* **Task requirements**: Repeat, exactly and in full, the lines of the listing below, but without any pictures.

——————————

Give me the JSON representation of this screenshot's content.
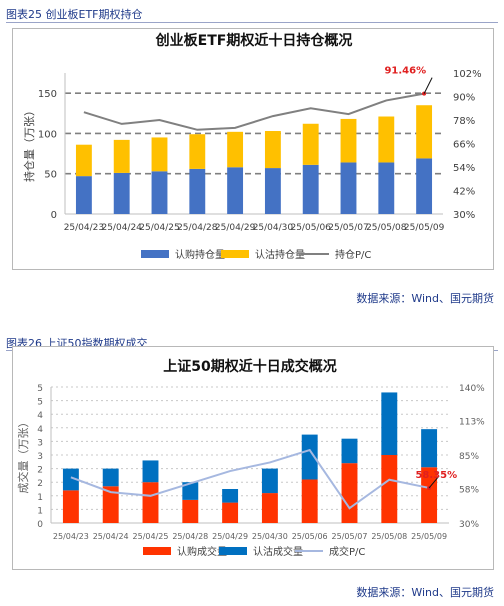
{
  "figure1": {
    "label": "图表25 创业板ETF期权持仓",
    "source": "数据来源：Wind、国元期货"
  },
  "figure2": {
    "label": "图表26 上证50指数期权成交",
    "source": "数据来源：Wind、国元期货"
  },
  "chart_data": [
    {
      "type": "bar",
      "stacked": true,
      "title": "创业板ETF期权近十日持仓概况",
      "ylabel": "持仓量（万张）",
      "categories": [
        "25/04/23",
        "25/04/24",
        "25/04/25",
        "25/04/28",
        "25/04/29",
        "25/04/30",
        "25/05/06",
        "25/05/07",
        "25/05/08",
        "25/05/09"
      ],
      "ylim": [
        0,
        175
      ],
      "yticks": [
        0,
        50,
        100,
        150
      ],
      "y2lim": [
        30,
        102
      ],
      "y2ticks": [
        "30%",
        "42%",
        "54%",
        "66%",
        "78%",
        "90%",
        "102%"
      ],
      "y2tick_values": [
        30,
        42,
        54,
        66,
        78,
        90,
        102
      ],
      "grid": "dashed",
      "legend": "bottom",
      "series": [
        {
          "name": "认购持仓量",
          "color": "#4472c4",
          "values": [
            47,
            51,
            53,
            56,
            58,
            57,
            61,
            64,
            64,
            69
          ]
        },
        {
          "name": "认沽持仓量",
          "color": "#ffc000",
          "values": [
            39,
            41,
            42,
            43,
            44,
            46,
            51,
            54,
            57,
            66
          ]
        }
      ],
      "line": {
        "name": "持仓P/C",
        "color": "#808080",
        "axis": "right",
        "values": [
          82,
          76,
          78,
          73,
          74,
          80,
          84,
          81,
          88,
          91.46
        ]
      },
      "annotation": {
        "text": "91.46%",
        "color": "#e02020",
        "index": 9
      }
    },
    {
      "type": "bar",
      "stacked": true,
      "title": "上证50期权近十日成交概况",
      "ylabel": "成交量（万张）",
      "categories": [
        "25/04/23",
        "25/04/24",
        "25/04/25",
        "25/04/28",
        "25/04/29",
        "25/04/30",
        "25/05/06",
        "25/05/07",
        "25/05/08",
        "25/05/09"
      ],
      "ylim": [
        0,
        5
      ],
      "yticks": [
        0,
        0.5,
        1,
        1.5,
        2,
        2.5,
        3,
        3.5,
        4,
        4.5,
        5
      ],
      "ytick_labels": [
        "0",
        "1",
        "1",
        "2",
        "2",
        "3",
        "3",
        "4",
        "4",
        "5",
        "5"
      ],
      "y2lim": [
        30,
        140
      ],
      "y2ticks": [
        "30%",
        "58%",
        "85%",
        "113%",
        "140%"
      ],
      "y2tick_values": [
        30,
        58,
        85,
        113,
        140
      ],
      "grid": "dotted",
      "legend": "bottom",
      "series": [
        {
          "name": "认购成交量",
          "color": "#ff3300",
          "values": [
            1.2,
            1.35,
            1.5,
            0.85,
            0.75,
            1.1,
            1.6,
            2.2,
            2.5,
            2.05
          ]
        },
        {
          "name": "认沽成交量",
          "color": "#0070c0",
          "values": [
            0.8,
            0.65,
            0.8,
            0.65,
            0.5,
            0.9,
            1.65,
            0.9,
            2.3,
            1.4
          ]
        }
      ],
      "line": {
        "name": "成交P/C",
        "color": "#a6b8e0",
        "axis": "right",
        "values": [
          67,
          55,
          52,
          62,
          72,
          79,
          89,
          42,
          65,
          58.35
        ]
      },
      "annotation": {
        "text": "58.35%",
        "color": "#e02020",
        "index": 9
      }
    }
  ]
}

——————————

* **Result for this exercise**:
Give me the JSON representation of this screenshot's content.
{
  "figure1": {
    "label": "图表25 创业板ETF期权持仓",
    "source": "数据来源：Wind、国元期货"
  },
  "figure2": {
    "label": "图表26 上证50指数期权成交",
    "source": "数据来源：Wind、国元期货"
  },
  "chart_data": [
    {
      "type": "bar",
      "stacked": true,
      "title": "创业板ETF期权近十日持仓概况",
      "ylabel": "持仓量（万张）",
      "categories": [
        "25/04/23",
        "25/04/24",
        "25/04/25",
        "25/04/28",
        "25/04/29",
        "25/04/30",
        "25/05/06",
        "25/05/07",
        "25/05/08",
        "25/05/09"
      ],
      "ylim": [
        0,
        175
      ],
      "yticks": [
        0,
        50,
        100,
        150
      ],
      "y2lim": [
        30,
        102
      ],
      "y2ticks": [
        "30%",
        "42%",
        "54%",
        "66%",
        "78%",
        "90%",
        "102%"
      ],
      "y2tick_values": [
        30,
        42,
        54,
        66,
        78,
        90,
        102
      ],
      "grid": "dashed",
      "legend": "bottom",
      "series": [
        {
          "name": "认购持仓量",
          "color": "#4472c4",
          "values": [
            47,
            51,
            53,
            56,
            58,
            57,
            61,
            64,
            64,
            69
          ]
        },
        {
          "name": "认沽持仓量",
          "color": "#ffc000",
          "values": [
            39,
            41,
            42,
            43,
            44,
            46,
            51,
            54,
            57,
            66
          ]
        }
      ],
      "line": {
        "name": "持仓P/C",
        "color": "#808080",
        "axis": "right",
        "values": [
          82,
          76,
          78,
          73,
          74,
          80,
          84,
          81,
          88,
          91.46
        ]
      },
      "annotation": {
        "text": "91.46%",
        "color": "#e02020",
        "index": 9
      }
    },
    {
      "type": "bar",
      "stacked": true,
      "title": "上证50期权近十日成交概况",
      "ylabel": "成交量（万张）",
      "categories": [
        "25/04/23",
        "25/04/24",
        "25/04/25",
        "25/04/28",
        "25/04/29",
        "25/04/30",
        "25/05/06",
        "25/05/07",
        "25/05/08",
        "25/05/09"
      ],
      "ylim": [
        0,
        5
      ],
      "yticks": [
        0,
        0.5,
        1,
        1.5,
        2,
        2.5,
        3,
        3.5,
        4,
        4.5,
        5
      ],
      "ytick_labels": [
        "0",
        "1",
        "1",
        "2",
        "2",
        "3",
        "3",
        "4",
        "4",
        "5",
        "5"
      ],
      "y2lim": [
        30,
        140
      ],
      "y2ticks": [
        "30%",
        "58%",
        "85%",
        "113%",
        "140%"
      ],
      "y2tick_values": [
        30,
        58,
        85,
        113,
        140
      ],
      "grid": "dotted",
      "legend": "bottom",
      "series": [
        {
          "name": "认购成交量",
          "color": "#ff3300",
          "values": [
            1.2,
            1.35,
            1.5,
            0.85,
            0.75,
            1.1,
            1.6,
            2.2,
            2.5,
            2.05
          ]
        },
        {
          "name": "认沽成交量",
          "color": "#0070c0",
          "values": [
            0.8,
            0.65,
            0.8,
            0.65,
            0.5,
            0.9,
            1.65,
            0.9,
            2.3,
            1.4
          ]
        }
      ],
      "line": {
        "name": "成交P/C",
        "color": "#a6b8e0",
        "axis": "right",
        "values": [
          67,
          55,
          52,
          62,
          72,
          79,
          89,
          42,
          65,
          58.35
        ]
      },
      "annotation": {
        "text": "58.35%",
        "color": "#e02020",
        "index": 9
      }
    }
  ]
}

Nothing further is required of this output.